Crítica: Até o Último Homem

Até o Último Homem nos traz a história de um soldado relutante. Ao servir o seu país durante a Segunda Guerra Mundial, o norte-americano Desmond Doss (Andrew Garfield), apesar do apelo do exército, não quer ir ao front de batalha com uma arma em punho, deseja salvar vidas prestando serviço como médico. Esse contraponto entre um cenário de extrema violência gráfica e um olhar pacifista para o conflito é o que o filme de Mel Gibson tem de singular, mas também de mais contraditório.

Contado como uma odisseia heróica por seu realizador, Até o Último Homem trará a tradicional jornada do seu protagonista com o objetivo de enaltecer os seus feitos. No caso do filme, Desmond Doss, recusando-se a matar pessoas durante a batalha de Okinawa, conseguiu driblar a ameaça do exército japonês sozinho, resgatando os seus companheiros um a um. A maneira como Gibson se aproxima desse feito é protocolar, o espectador verá um certo apagamento da humanidade dos japoneses, que sequer possuem falas (eles simplesmente estão lá para atacar o grupo de americanos), algo que podemos relevar tendo em vista aquilo que é prioridade para seu diretor na história, o ponto de vista de Doss.

※

EXERCÍCIOS:
**A.** Responda com base na crítica sobre Até o Último Homem:
(i) Em que guerra Desmond Doss serviu o seu país?
(ii) De que forma Doss queria salvar vidas?
(iii) Em qual batalha ele se recusou a matar pessoas?
**B.** Escreva a continuação da crítica sobre Até o Último Homem, começando logo depois da última frase.
Os dados a seguir não têm nenhuma relação com a crítica.

※

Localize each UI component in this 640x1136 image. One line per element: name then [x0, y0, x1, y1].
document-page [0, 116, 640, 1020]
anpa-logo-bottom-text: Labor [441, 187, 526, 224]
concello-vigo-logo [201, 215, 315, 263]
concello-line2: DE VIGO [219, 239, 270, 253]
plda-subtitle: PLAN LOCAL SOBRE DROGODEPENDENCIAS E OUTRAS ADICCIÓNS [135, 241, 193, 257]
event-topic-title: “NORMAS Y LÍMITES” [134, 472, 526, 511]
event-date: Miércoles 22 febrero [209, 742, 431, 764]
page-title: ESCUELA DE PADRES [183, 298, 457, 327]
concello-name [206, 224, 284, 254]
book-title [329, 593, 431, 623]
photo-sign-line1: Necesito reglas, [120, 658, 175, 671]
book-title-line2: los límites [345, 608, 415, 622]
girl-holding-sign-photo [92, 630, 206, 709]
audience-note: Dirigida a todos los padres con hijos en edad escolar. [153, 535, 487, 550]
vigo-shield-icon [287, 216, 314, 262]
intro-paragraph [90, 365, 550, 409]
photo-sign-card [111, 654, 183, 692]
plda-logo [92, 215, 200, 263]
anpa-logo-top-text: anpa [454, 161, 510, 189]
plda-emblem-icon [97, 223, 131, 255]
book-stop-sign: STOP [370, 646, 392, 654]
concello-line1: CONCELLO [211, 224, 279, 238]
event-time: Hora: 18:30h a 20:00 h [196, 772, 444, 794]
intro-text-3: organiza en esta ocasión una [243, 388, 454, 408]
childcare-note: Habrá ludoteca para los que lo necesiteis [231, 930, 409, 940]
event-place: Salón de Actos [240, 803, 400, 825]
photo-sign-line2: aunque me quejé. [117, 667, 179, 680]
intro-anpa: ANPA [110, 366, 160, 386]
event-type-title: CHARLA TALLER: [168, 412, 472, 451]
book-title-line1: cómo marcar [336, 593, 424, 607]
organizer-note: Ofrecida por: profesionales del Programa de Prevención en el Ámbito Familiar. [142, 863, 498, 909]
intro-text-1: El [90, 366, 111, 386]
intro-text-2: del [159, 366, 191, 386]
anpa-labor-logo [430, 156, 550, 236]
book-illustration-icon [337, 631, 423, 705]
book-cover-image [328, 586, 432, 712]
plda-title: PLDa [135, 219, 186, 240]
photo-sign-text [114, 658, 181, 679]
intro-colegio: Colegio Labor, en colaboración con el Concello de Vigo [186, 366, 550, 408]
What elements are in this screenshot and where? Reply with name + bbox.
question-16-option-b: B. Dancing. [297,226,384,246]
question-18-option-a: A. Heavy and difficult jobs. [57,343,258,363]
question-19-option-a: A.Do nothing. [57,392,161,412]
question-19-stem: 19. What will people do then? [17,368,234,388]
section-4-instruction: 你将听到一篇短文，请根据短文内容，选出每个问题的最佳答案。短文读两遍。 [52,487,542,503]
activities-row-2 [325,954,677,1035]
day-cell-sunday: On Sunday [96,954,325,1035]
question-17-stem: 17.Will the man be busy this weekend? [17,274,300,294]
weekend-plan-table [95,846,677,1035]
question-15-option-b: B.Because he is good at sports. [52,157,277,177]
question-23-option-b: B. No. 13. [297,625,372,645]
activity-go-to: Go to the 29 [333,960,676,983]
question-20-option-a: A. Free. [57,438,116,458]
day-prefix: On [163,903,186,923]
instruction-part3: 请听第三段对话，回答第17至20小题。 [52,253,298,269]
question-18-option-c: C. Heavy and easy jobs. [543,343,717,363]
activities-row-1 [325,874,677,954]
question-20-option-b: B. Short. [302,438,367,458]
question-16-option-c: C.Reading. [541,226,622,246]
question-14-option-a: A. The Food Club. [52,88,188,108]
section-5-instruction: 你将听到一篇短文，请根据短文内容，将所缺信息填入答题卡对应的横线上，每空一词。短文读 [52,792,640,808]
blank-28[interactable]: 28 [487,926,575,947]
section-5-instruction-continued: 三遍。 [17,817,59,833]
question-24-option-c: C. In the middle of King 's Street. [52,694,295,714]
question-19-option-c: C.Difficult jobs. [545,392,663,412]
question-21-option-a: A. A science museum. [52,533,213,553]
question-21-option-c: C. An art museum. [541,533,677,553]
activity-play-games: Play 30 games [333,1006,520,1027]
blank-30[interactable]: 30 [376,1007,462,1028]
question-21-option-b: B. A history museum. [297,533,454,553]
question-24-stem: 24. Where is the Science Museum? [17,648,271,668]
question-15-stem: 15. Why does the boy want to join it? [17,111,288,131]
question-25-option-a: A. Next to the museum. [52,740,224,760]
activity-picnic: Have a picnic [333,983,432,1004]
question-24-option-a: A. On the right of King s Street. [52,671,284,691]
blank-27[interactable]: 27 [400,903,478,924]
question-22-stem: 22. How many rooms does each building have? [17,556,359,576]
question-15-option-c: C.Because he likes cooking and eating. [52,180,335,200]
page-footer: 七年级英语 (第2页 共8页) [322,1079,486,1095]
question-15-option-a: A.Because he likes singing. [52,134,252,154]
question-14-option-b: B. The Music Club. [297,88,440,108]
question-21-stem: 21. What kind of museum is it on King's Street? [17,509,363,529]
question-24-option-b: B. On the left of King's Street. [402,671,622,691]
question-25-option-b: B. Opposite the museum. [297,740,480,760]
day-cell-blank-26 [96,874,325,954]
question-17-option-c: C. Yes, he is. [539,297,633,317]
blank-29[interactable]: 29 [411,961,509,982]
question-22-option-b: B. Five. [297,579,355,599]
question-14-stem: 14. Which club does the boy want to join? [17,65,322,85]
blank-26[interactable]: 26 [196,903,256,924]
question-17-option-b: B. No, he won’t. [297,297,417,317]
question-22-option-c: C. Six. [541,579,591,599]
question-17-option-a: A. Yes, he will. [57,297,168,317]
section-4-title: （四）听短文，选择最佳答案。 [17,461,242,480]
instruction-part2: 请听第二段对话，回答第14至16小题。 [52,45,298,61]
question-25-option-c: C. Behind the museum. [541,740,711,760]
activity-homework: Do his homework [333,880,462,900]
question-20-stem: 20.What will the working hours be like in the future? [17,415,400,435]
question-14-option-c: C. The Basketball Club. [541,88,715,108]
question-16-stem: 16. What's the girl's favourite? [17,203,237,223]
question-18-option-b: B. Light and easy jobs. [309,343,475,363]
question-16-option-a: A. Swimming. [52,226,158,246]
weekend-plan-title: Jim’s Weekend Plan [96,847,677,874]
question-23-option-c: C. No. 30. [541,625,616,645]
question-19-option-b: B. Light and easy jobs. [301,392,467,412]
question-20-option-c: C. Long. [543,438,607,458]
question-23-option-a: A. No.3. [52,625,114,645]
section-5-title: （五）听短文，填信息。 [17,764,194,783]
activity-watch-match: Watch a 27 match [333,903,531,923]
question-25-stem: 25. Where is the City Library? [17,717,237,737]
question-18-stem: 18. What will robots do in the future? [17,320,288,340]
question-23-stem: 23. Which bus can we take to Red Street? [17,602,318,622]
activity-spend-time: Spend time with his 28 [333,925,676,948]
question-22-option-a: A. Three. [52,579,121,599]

※

RESPOSTAS:
**A.**
(i) Na Segunda Guerra Mundial.
(ii) Prestando serviço como médico.
(iii) Na batalha de Okinawa.

**B.**
A sequência da batalha em Hacksaw Ridge, que dá título ao filme e representa o cume de um monte rochoso onde os americanos encontram seus adversários japoneses e do qual Doss envia os combatentes feridos através de cordas para baixo, onde está localizada uma base dos EUA, é muito bem orquestrada por Gibson. O diretor consegue modelar sua ação de modo que o espectador tenha clareza a respeito de tudo que está acontecendo. Nesse departamento do seu filme, Gibson, contudo, opta por um dúbio realismo. A sequência, que dura cerca de uma hora, é tão brutal que abre brechas para questionarmos o olhar do realizador para tudo aquilo, já que, em certos momentos, no lugar da mera exposição de uma realidade o diretor parece contemplar com um certo prazer o mar de sangue dos seus corpos mutilados utilizando à exaustão recursos como o slow motion. Esse olhar, inclusive, proporciona ao filme um choque com o discurso pacifista do seu próprio protagonista. Claro que em um contexto de guerra, não dá para aliviar as coisas, mas dá para mostrar o conflito sem apreciá-lo enquanto estética e Gibson é relativamente dúbio sobre seu posicionamento a respeito disso.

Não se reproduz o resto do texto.